Rows ▸
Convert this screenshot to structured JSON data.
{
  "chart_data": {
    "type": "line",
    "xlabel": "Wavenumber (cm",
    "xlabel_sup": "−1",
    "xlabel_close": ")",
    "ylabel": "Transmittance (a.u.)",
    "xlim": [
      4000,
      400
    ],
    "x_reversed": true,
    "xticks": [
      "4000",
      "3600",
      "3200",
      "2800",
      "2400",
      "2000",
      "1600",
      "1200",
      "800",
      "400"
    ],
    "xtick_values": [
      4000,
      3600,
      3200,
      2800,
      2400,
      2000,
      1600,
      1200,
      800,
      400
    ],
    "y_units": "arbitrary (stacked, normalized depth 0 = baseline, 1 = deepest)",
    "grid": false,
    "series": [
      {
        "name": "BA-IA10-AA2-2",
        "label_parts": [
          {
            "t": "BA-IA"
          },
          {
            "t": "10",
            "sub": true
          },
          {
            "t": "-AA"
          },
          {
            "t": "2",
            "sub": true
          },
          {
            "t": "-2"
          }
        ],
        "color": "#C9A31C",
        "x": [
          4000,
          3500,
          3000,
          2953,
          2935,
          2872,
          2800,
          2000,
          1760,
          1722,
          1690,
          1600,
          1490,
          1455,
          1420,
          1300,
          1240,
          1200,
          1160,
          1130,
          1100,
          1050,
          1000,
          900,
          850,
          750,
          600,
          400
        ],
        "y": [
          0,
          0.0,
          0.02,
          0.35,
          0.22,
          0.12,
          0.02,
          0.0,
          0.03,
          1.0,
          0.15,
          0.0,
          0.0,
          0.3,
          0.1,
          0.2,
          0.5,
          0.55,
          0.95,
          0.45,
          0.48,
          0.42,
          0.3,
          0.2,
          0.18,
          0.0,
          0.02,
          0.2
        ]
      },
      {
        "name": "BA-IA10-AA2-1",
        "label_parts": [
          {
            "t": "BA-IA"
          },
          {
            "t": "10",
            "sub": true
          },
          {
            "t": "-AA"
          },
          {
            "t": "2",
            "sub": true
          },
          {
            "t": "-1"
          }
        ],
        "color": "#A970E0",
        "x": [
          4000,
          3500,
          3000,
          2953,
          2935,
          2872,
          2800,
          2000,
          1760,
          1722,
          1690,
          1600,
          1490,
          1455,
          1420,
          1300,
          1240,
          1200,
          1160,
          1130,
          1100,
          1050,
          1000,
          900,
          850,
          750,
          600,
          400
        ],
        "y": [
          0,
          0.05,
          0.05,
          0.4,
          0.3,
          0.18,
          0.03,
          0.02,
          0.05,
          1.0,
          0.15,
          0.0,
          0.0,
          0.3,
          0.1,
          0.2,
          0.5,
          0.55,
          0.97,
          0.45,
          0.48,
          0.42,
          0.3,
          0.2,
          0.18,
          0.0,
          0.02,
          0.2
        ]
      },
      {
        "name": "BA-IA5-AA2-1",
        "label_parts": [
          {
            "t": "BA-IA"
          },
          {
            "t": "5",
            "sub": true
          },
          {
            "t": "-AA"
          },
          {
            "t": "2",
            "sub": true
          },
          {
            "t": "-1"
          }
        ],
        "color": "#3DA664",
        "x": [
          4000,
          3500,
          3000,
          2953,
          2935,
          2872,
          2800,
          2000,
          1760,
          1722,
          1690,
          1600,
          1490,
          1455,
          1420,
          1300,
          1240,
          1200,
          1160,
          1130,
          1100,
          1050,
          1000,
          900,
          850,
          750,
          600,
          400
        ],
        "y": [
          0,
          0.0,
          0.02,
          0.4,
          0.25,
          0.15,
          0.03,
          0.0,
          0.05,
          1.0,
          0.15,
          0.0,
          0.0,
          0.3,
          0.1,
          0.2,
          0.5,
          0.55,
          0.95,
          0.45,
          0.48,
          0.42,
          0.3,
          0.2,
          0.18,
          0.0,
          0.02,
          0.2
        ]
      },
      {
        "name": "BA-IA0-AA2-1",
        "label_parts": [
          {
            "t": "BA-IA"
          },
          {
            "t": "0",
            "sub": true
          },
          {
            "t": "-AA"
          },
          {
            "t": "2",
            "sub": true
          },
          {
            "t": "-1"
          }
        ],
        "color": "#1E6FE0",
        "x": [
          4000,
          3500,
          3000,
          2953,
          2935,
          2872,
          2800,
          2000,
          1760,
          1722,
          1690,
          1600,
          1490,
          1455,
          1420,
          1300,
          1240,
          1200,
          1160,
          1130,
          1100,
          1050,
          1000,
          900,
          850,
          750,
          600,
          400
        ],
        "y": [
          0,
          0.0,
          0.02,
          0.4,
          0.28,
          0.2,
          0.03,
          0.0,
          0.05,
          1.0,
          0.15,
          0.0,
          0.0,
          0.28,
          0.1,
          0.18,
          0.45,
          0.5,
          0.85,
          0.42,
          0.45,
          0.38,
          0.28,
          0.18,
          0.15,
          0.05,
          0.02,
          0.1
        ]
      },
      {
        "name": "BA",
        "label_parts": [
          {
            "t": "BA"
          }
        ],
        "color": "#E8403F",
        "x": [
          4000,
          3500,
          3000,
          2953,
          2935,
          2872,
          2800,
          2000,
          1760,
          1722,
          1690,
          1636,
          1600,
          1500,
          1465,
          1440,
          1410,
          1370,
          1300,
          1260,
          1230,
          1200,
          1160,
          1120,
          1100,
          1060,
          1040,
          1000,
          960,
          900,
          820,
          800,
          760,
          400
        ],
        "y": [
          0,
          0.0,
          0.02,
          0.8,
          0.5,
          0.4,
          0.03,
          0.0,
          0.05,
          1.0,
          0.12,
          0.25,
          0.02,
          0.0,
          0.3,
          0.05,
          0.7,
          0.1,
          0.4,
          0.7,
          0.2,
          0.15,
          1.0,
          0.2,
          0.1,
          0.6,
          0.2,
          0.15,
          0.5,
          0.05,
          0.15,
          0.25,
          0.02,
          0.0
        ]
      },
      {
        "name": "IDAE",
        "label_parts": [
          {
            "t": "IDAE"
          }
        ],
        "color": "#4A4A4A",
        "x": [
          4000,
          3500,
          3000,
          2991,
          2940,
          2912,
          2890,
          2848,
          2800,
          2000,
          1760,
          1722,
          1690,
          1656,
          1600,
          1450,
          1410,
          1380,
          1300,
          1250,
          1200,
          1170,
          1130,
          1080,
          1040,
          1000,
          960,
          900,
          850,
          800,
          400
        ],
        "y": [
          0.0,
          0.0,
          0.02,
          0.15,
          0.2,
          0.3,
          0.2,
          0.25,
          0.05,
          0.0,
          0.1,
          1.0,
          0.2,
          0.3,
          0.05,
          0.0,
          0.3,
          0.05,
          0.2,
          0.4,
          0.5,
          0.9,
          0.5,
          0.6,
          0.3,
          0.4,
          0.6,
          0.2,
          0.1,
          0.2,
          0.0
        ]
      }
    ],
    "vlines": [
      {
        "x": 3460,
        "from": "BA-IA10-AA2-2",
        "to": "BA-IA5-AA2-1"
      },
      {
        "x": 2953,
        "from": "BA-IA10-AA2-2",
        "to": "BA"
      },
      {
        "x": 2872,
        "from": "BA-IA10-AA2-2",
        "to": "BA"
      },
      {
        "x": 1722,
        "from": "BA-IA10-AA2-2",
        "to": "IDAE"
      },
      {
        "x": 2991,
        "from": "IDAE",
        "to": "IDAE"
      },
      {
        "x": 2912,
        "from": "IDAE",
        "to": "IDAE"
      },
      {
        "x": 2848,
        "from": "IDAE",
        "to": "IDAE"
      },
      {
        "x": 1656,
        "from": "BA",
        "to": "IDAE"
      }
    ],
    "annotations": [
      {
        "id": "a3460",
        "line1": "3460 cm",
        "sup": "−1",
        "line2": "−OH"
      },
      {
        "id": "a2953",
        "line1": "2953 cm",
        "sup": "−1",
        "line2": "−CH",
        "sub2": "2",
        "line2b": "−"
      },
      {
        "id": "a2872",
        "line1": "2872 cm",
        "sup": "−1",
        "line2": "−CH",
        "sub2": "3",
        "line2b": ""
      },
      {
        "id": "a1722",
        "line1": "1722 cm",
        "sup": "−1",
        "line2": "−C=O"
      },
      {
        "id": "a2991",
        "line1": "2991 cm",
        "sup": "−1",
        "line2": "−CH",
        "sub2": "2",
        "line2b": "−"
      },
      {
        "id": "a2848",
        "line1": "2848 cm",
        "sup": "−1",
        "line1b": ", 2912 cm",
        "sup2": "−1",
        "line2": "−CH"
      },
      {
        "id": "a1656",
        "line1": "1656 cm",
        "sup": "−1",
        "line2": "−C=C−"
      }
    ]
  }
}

Exercise details ▸
Copy each line of the listing in which the word "color" can be found.

Answer to the exercise ▸
        "color": "#C9A31C",
        "color": "#A970E0",
        "color": "#3DA664",
        "color": "#1E6FE0",
        "color": "#E8403F",
        "color": "#4A4A4A",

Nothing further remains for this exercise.